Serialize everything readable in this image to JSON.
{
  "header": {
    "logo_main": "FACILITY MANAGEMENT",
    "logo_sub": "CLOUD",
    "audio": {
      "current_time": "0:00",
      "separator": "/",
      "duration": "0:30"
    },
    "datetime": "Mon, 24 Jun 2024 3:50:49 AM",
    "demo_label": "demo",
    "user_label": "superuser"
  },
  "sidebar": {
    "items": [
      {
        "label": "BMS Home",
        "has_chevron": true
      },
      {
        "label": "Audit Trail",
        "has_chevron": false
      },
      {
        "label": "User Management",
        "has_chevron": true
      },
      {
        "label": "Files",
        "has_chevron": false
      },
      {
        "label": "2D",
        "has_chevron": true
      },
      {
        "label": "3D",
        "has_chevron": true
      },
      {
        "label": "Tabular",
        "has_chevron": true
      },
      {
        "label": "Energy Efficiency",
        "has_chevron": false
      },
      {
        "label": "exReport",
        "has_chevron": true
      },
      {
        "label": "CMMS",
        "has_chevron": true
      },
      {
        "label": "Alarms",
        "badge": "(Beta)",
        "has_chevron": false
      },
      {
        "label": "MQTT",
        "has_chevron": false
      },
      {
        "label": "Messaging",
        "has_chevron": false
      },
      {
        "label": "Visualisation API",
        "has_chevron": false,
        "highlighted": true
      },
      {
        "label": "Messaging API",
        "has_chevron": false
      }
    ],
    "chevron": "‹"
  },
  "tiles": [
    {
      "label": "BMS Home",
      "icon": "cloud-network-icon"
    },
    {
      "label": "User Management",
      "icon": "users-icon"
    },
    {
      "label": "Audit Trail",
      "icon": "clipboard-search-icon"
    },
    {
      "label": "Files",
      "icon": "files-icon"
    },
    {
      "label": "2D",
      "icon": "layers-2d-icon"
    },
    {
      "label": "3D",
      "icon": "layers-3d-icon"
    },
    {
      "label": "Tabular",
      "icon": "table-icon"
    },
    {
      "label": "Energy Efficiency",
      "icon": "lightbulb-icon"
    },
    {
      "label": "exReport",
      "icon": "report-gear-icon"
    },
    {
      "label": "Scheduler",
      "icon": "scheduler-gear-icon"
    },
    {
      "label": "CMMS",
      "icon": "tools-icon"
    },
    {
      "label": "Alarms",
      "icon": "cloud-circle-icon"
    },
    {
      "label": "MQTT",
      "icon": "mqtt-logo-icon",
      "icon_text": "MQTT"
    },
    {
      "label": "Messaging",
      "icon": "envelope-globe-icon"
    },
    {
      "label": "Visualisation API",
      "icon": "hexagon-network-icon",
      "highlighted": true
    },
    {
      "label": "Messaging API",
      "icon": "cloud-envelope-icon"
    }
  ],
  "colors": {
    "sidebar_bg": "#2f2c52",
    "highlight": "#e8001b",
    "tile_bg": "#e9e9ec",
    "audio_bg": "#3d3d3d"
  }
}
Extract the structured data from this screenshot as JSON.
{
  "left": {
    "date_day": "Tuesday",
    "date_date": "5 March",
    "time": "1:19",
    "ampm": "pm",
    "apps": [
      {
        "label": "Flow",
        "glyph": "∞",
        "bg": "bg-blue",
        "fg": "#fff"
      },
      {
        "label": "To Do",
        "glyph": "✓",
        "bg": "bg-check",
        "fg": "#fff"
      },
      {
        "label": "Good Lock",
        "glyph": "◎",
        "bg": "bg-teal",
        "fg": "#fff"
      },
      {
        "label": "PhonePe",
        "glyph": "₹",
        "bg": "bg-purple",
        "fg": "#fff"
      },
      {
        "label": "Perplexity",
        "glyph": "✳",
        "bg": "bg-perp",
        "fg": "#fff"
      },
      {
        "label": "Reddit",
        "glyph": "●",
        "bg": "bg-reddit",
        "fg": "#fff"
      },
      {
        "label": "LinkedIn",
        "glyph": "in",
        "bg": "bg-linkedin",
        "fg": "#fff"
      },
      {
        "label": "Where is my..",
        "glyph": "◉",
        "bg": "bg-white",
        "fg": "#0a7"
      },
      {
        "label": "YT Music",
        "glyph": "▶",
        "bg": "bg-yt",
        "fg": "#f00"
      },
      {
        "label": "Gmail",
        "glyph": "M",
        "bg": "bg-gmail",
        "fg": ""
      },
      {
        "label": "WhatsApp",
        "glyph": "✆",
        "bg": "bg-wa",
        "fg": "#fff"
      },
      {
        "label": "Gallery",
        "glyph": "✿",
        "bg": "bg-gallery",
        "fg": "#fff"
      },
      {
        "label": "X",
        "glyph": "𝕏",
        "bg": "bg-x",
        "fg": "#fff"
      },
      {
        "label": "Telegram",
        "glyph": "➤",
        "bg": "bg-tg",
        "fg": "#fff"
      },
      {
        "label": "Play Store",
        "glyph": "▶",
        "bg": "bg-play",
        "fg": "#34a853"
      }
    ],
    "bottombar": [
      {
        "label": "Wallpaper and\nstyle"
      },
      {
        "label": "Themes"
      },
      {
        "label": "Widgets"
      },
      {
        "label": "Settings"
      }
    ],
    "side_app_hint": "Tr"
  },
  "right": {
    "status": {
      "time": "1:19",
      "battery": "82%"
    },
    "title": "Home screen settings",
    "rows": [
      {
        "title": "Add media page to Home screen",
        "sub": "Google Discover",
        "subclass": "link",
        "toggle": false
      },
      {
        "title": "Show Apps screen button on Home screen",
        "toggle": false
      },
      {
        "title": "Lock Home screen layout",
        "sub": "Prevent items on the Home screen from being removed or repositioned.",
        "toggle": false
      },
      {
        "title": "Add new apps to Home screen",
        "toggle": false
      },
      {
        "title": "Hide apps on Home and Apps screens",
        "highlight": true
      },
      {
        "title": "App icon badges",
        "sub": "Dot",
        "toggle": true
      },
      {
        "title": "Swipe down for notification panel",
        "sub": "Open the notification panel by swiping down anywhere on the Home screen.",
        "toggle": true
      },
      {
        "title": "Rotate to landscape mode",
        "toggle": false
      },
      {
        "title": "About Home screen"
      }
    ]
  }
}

▸ **WHAT TO WORK ON**: Report every line containing the word "this" from the listing above.

▸ **WRITTEN RESPONSE**:
Serialize everything readable in this image to JSON.
Extract the structured data from this screenshot as JSON.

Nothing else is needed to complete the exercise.